● Goal
Could you copy every listing below word for word, without changing anything?

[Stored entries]
★ ★ ★ ★ ★

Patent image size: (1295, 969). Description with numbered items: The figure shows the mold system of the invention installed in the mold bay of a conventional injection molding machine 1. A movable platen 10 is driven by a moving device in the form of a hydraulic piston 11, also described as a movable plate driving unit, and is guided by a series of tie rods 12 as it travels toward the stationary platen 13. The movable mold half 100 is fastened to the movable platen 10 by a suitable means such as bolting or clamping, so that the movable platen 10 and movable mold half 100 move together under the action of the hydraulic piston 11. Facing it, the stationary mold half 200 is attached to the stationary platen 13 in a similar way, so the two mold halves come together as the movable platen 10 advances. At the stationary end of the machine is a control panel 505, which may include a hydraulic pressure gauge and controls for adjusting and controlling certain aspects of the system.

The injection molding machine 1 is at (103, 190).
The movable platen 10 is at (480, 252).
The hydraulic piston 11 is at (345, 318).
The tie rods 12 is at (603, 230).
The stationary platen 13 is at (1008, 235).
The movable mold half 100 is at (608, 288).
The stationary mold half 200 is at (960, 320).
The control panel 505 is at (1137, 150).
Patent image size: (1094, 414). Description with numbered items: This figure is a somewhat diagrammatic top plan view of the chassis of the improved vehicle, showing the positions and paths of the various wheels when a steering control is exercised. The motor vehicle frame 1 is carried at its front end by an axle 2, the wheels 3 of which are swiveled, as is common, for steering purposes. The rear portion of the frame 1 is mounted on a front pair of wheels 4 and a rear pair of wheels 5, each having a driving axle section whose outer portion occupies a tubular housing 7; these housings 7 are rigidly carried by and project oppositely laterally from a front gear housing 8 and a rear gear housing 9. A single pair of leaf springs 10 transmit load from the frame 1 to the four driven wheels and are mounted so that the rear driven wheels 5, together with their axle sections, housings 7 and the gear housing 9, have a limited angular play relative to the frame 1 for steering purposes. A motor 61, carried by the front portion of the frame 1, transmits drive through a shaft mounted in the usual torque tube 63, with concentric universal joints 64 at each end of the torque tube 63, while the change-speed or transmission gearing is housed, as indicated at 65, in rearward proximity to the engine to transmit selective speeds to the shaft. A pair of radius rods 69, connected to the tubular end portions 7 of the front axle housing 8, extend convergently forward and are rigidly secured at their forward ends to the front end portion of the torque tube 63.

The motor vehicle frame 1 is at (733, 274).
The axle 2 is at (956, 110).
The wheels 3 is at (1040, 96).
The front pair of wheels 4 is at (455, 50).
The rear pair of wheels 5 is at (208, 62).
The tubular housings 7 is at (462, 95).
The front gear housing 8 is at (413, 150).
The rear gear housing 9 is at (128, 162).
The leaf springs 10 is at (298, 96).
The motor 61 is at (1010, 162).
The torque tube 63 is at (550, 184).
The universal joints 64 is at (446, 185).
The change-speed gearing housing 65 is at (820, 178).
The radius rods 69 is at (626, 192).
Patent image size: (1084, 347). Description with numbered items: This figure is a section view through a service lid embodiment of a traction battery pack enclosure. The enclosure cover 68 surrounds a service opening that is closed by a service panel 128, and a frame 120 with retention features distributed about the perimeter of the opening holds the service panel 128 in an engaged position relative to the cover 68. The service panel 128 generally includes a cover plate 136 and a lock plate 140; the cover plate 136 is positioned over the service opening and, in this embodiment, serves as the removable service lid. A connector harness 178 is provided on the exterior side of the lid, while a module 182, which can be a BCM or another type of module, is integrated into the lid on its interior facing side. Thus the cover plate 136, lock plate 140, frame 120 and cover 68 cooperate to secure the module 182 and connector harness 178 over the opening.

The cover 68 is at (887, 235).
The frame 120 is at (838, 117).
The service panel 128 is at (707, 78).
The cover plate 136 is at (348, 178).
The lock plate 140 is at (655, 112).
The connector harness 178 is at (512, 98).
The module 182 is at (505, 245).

★ ★ ★ ★ ★

● Answer to the task
Patent image size: (1295, 969). Description with numbered items: The figure shows the mold system of the invention installed in the mold bay of a conventional injection molding machine 1. A movable platen 10 is driven by a moving device in the form of a hydraulic piston 11, also described as a movable plate driving unit, and is guided by a series of tie rods 12 as it travels toward the stationary platen 13. The movable mold half 100 is fastened to the movable platen 10 by a suitable means such as bolting or clamping, so that the movable platen 10 and movable mold half 100 move together under the action of the hydraulic piston 11. Facing it, the stationary mold half 200 is attached to the stationary platen 13 in a similar way, so the two mold halves come together as the movable platen 10 advances. At the stationary end of the machine is a control panel 505, which may include a hydraulic pressure gauge and controls for adjusting and controlling certain aspects of the system.

The injection molding machine 1 is at (103, 190).
The movable platen 10 is at (480, 252).
The hydraulic piston 11 is at (345, 318).
The tie rods 12 is at (603, 230).
The stationary platen 13 is at (1008, 235).
The movable mold half 100 is at (608, 288).
The stationary mold half 200 is at (960, 320).
The control panel 505 is at (1137, 150).
Patent image size: (1094, 414). Description with numbered items: This figure is a somewhat diagrammatic top plan view of the chassis of the improved vehicle, showing the positions and paths of the various wheels when a steering control is exercised. The motor vehicle frame 1 is carried at its front end by an axle 2, the wheels 3 of which are swiveled, as is common, for steering purposes. The rear portion of the frame 1 is mounted on a front pair of wheels 4 and a rear pair of wheels 5, each having a driving axle section whose outer portion occupies a tubular housing 7; these housings 7 are rigidly carried by and project oppositely laterally from a front gear housing 8 and a rear gear housing 9. A single pair of leaf springs 10 transmit load from the frame 1 to the four driven wheels and are mounted so that the rear driven wheels 5, together with their axle sections, housings 7 and the gear housing 9, have a limited angular play relative to the frame 1 for steering purposes. A motor 61, carried by the front portion of the frame 1, transmits drive through a shaft mounted in the usual torque tube 63, with concentric universal joints 64 at each end of the torque tube 63, while the change-speed or transmission gearing is housed, as indicated at 65, in rearward proximity to the engine to transmit selective speeds to the shaft. A pair of radius rods 69, connected to the tubular end portions 7 of the front axle housing 8, extend convergently forward and are rigidly secured at their forward ends to the front end portion of the torque tube 63.

The motor vehicle frame 1 is at (733, 274).
The axle 2 is at (956, 110).
The wheels 3 is at (1040, 96).
The front pair of wheels 4 is at (455, 50).
The rear pair of wheels 5 is at (208, 62).
The tubular housings 7 is at (462, 95).
The front gear housing 8 is at (413, 150).
The rear gear housing 9 is at (128, 162).
The leaf springs 10 is at (298, 96).
The motor 61 is at (1010, 162).
The torque tube 63 is at (550, 184).
The universal joints 64 is at (446, 185).
The change-speed gearing housing 65 is at (820, 178).
The radius rods 69 is at (626, 192).
Patent image size: (1084, 347). Description with numbered items: This figure is a section view through a service lid embodiment of a traction battery pack enclosure. The enclosure cover 68 surrounds a service opening that is closed by a service panel 128, and a frame 120 with retention features distributed about the perimeter of the opening holds the service panel 128 in an engaged position relative to the cover 68. The service panel 128 generally includes a cover plate 136 and a lock plate 140; the cover plate 136 is positioned over the service opening and, in this embodiment, serves as the removable service lid. A connector harness 178 is provided on the exterior side of the lid, while a module 182, which can be a BCM or another type of module, is integrated into the lid on its interior facing side. Thus the cover plate 136, lock plate 140, frame 120 and cover 68 cooperate to secure the module 182 and connector harness 178 over the opening.

The cover 68 is at (887, 235).
The frame 120 is at (838, 117).
The service panel 128 is at (707, 78).
The cover plate 136 is at (348, 178).
The lock plate 140 is at (655, 112).
The connector harness 178 is at (512, 98).
The module 182 is at (505, 245).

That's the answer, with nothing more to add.